◆ **STATED PROBLEM**:
From the entries below, copy every line that holds the word "ffffff".

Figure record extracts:
— start —
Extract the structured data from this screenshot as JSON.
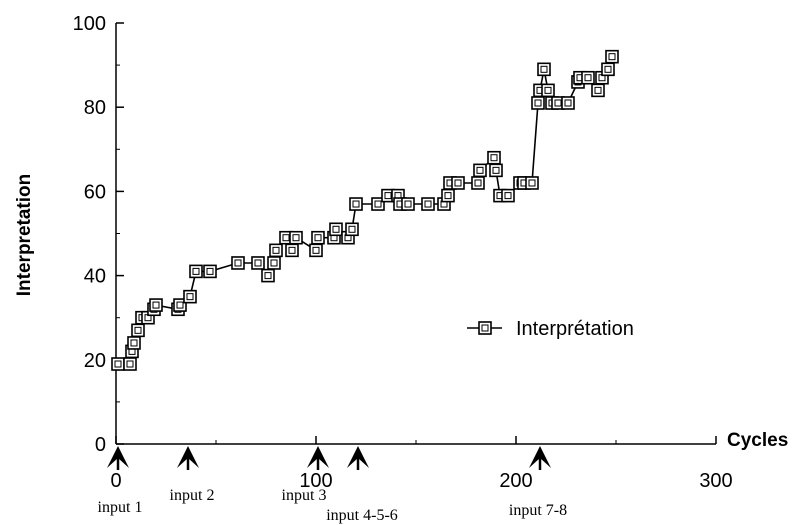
{
  "chart_data": {
    "type": "line",
    "xlabel": "Cycles",
    "ylabel": "Interpretation",
    "xlim": [
      0,
      300
    ],
    "ylim": [
      0,
      100
    ],
    "xticks": [
      0,
      100,
      200,
      300
    ],
    "yticks": [
      0,
      20,
      40,
      60,
      80,
      100
    ],
    "x_tick_labels": [
      "0",
      "100",
      "200",
      "300"
    ],
    "y_tick_labels": [
      "0",
      "20",
      "40",
      "60",
      "80",
      "100"
    ],
    "grid": false,
    "legend_position": "right-middle",
    "series": [
      {
        "name": "Interprétation",
        "marker": "square",
        "x": [
          1,
          7,
          8,
          9,
          11,
          13,
          16,
          19,
          20,
          31,
          32,
          37,
          40,
          47,
          61,
          71,
          76,
          79,
          80,
          85,
          88,
          90,
          100,
          101,
          109,
          110,
          116,
          118,
          120,
          131,
          136,
          141,
          142,
          146,
          156,
          164,
          166,
          167,
          171,
          181,
          182,
          189,
          190,
          192,
          196,
          202,
          204,
          208,
          211,
          212,
          214,
          216,
          218,
          221,
          226,
          231,
          232,
          236,
          241,
          243,
          246,
          248
        ],
        "y": [
          19,
          19,
          22,
          24,
          27,
          30,
          30,
          32,
          33,
          32,
          33,
          35,
          41,
          41,
          43,
          43,
          40,
          43,
          46,
          49,
          46,
          49,
          46,
          49,
          49,
          51,
          49,
          51,
          57,
          57,
          59,
          59,
          57,
          57,
          57,
          57,
          59,
          62,
          62,
          62,
          65,
          68,
          65,
          59,
          59,
          62,
          62,
          62,
          81,
          84,
          89,
          84,
          81,
          81,
          81,
          86,
          87,
          87,
          84,
          87,
          89,
          92
        ]
      }
    ],
    "annotations": [
      {
        "label": "input 1",
        "x": 1
      },
      {
        "label": "input 2",
        "x": 36
      },
      {
        "label": "input 3",
        "x": 101
      },
      {
        "label": "input 4-5-6",
        "x": 121
      },
      {
        "label": "input 7-8",
        "x": 212
      }
    ]
  },
  "colors": {
    "axis": "#000000",
    "line": "#000000",
    "marker_fill": "#ffffff",
    "background": "#ffffff"
  }
}
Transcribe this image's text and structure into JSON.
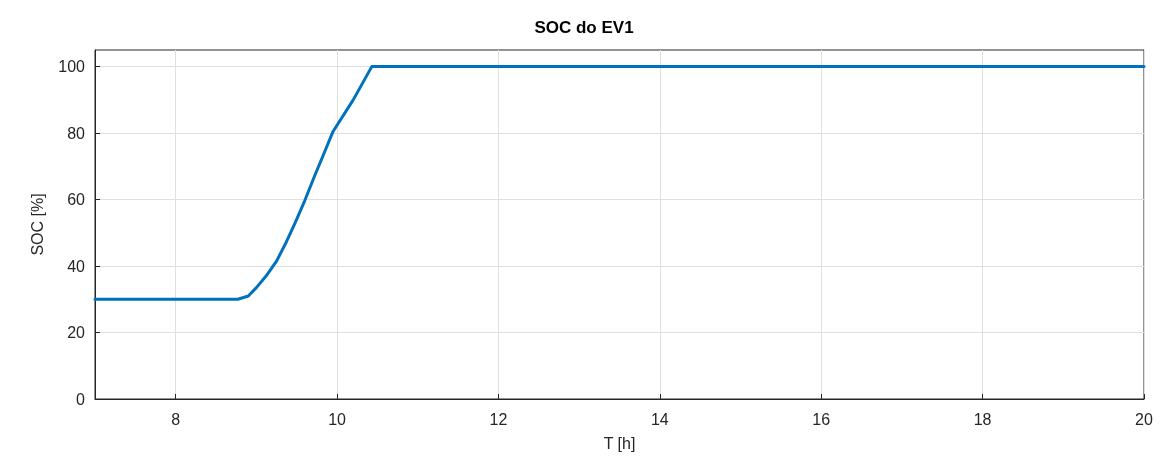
{
  "chart_data": {
    "type": "line",
    "title": "SOC do EV1",
    "xlabel": "T [h]",
    "ylabel": "SOC [%]",
    "x": [
      7,
      8.77,
      8.9,
      9.0,
      9.12,
      9.25,
      9.36,
      9.48,
      9.6,
      9.72,
      9.84,
      9.95,
      10.2,
      10.43,
      20
    ],
    "series": [
      {
        "color": "#0072bd",
        "values": [
          30,
          30,
          31,
          33.5,
          37,
          41.5,
          46.7,
          53,
          59.7,
          67,
          74,
          80.5,
          90,
          100,
          100
        ]
      }
    ],
    "xlim": [
      7,
      20
    ],
    "xticks": [
      8,
      10,
      12,
      14,
      16,
      18,
      20
    ],
    "ylim": [
      0,
      105
    ],
    "yticks": [
      0,
      20,
      40,
      60,
      80,
      100
    ],
    "grid": true,
    "marker": "none",
    "line_style": "solid"
  }
}
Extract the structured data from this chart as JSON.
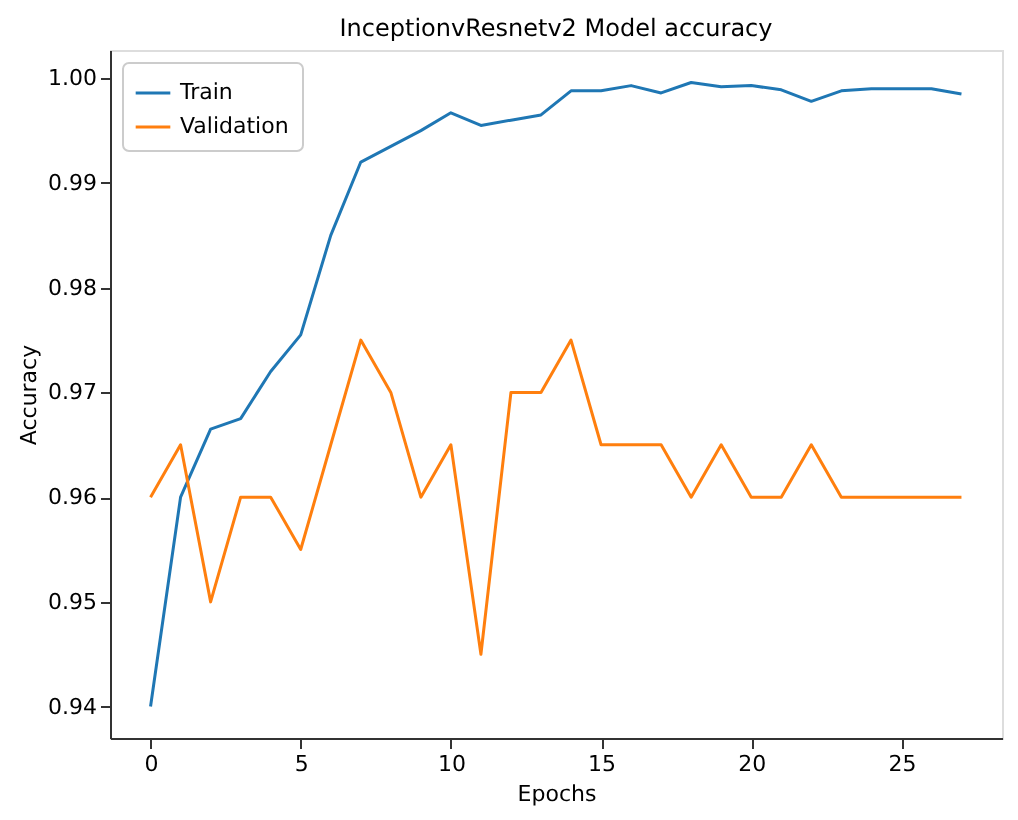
{
  "chart_data": {
    "type": "line",
    "title": "InceptionvResnetv2 Model accuracy",
    "xlabel": "Epochs",
    "ylabel": "Accuracy",
    "x": [
      0,
      1,
      2,
      3,
      4,
      5,
      6,
      7,
      8,
      9,
      10,
      11,
      12,
      13,
      14,
      15,
      16,
      17,
      18,
      19,
      20,
      21,
      22,
      23,
      24,
      25,
      26,
      27
    ],
    "series": [
      {
        "name": "Train",
        "color": "#1f77b4",
        "values": [
          0.94,
          0.96,
          0.9665,
          0.9675,
          0.972,
          0.9755,
          0.985,
          0.992,
          0.9935,
          0.995,
          0.9967,
          0.9955,
          0.996,
          0.9965,
          0.9988,
          0.9988,
          0.9993,
          0.9986,
          0.9996,
          0.9992,
          0.9993,
          0.9989,
          0.9978,
          0.9988,
          0.999,
          0.999,
          0.999,
          0.9985
        ]
      },
      {
        "name": "Validation",
        "color": "#ff7f0e",
        "values": [
          0.96,
          0.965,
          0.95,
          0.96,
          0.96,
          0.955,
          0.965,
          0.975,
          0.97,
          0.96,
          0.965,
          0.945,
          0.97,
          0.97,
          0.975,
          0.965,
          0.965,
          0.965,
          0.96,
          0.965,
          0.96,
          0.96,
          0.965,
          0.96,
          0.96,
          0.96,
          0.96,
          0.96
        ]
      }
    ],
    "xlim": [
      -1.35,
      28.35
    ],
    "ylim": [
      0.937,
      1.0027
    ],
    "xticks": [
      0,
      5,
      10,
      15,
      20,
      25
    ],
    "yticks": [
      {
        "value": 0.94,
        "label": "0.94"
      },
      {
        "value": 0.95,
        "label": "0.95"
      },
      {
        "value": 0.96,
        "label": "0.96"
      },
      {
        "value": 0.97,
        "label": "0.97"
      },
      {
        "value": 0.98,
        "label": "0.98"
      },
      {
        "value": 0.99,
        "label": "0.99"
      },
      {
        "value": 1.0,
        "label": "1.00"
      }
    ],
    "legend": "top left",
    "grid": false,
    "marker": "none",
    "line_style": "solid"
  }
}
— end —
◆ **OUTPUT OF THE TASK**:
    "marker_fill": "#ffffff",
    "background": "#ffffff"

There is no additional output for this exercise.